- _Required task_
Please output every row below verbatim, keeping them in their original order.

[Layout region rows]
________________________

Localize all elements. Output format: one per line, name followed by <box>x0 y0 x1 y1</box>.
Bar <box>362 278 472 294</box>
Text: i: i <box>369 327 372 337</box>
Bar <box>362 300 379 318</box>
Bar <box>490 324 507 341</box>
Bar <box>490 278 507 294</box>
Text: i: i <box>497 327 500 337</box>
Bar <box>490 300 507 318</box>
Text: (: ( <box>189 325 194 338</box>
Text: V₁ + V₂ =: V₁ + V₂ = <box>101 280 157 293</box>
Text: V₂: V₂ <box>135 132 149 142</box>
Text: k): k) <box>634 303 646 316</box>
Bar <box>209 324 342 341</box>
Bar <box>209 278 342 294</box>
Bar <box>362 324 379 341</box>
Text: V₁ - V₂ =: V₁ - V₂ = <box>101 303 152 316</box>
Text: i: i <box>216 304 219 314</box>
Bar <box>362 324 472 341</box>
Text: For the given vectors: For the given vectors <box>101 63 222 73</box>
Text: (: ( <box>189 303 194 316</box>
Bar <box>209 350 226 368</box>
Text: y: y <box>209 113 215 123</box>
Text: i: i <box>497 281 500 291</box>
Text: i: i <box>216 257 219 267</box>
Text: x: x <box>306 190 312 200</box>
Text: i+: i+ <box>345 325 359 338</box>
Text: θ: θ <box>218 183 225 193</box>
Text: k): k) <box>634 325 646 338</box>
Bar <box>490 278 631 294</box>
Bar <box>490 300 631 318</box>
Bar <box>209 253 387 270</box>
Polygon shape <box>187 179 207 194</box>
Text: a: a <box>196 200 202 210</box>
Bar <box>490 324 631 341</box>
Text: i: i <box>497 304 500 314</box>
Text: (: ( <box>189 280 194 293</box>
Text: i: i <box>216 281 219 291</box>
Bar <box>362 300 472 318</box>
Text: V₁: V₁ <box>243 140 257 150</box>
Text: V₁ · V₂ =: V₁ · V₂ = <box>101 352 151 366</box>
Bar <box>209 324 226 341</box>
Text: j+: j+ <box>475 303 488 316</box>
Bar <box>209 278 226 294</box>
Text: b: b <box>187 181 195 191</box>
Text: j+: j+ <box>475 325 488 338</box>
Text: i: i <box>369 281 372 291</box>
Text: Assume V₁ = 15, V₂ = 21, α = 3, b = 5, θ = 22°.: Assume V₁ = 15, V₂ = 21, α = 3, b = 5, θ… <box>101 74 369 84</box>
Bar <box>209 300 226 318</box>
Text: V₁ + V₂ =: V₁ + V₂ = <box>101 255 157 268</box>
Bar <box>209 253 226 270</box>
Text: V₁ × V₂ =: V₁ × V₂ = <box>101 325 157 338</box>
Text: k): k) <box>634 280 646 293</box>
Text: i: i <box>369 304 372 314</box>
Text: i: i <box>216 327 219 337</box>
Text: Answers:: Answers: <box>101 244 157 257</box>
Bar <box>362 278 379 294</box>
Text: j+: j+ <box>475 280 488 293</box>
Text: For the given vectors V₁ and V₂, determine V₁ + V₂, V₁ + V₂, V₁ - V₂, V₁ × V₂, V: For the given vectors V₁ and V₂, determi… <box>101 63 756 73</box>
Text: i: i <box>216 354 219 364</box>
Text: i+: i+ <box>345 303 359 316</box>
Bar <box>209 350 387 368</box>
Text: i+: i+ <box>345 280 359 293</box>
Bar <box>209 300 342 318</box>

________________________

- _Exercise output_
Localize all elements. Output format: one per line, name followed by <box>x0 y0 x1 y1</box>.
Bar <box>362 278 472 294</box>
Text: i: i <box>369 327 372 337</box>
Bar <box>362 300 379 318</box>
Bar <box>490 324 507 341</box>
Bar <box>490 278 507 294</box>
Text: i: i <box>497 327 500 337</box>
Bar <box>490 300 507 318</box>
Text: (: ( <box>189 325 194 338</box>
Text: V₁ + V₂ =: V₁ + V₂ = <box>101 280 157 293</box>
Text: V₂: V₂ <box>135 132 149 142</box>
Text: k): k) <box>634 303 646 316</box>
Bar <box>209 324 342 341</box>
Bar <box>209 278 342 294</box>
Bar <box>362 324 379 341</box>
Text: V₁ - V₂ =: V₁ - V₂ = <box>101 303 152 316</box>
Text: i: i <box>216 304 219 314</box>
Bar <box>362 324 472 341</box>
Text: For the given vectors: For the given vectors <box>101 63 222 73</box>
Text: (: ( <box>189 303 194 316</box>
Bar <box>209 350 226 368</box>
Text: y: y <box>209 113 215 123</box>
Text: i: i <box>497 281 500 291</box>
Text: i: i <box>216 257 219 267</box>
Text: x: x <box>306 190 312 200</box>
Text: i+: i+ <box>345 325 359 338</box>
Text: θ: θ <box>218 183 225 193</box>
Text: k): k) <box>634 325 646 338</box>
Bar <box>490 278 631 294</box>
Bar <box>490 300 631 318</box>
Bar <box>209 253 387 270</box>
Polygon shape <box>187 179 207 194</box>
Text: a: a <box>196 200 202 210</box>
Bar <box>490 324 631 341</box>
Text: i: i <box>497 304 500 314</box>
Text: (: ( <box>189 280 194 293</box>
Text: i: i <box>216 281 219 291</box>
Bar <box>362 300 472 318</box>
Text: V₁: V₁ <box>243 140 257 150</box>
Text: V₁ · V₂ =: V₁ · V₂ = <box>101 352 151 366</box>
Bar <box>209 324 226 341</box>
Text: j+: j+ <box>475 303 488 316</box>
Bar <box>209 278 226 294</box>
Text: b: b <box>187 181 195 191</box>
Text: j+: j+ <box>475 325 488 338</box>
Text: i: i <box>369 281 372 291</box>
Text: Assume V₁ = 15, V₂ = 21, α = 3, b = 5, θ = 22°.: Assume V₁ = 15, V₂ = 21, α = 3, b = 5, θ… <box>101 74 369 84</box>
Bar <box>209 300 226 318</box>
Text: V₁ + V₂ =: V₁ + V₂ = <box>101 255 157 268</box>
Bar <box>209 253 226 270</box>
Text: V₁ × V₂ =: V₁ × V₂ = <box>101 325 157 338</box>
Text: k): k) <box>634 280 646 293</box>
Text: i: i <box>369 304 372 314</box>
Text: i: i <box>216 327 219 337</box>
Text: Answers:: Answers: <box>101 244 157 257</box>
Bar <box>362 278 379 294</box>
Text: j+: j+ <box>475 280 488 293</box>
Text: For the given vectors V₁ and V₂, determine V₁ + V₂, V₁ + V₂, V₁ - V₂, V₁ × V₂, V: For the given vectors V₁ and V₂, determi… <box>101 63 756 73</box>
Text: i: i <box>216 354 219 364</box>
Text: i+: i+ <box>345 303 359 316</box>
Bar <box>209 350 387 368</box>
Text: i+: i+ <box>345 280 359 293</box>
Bar <box>209 300 342 318</box>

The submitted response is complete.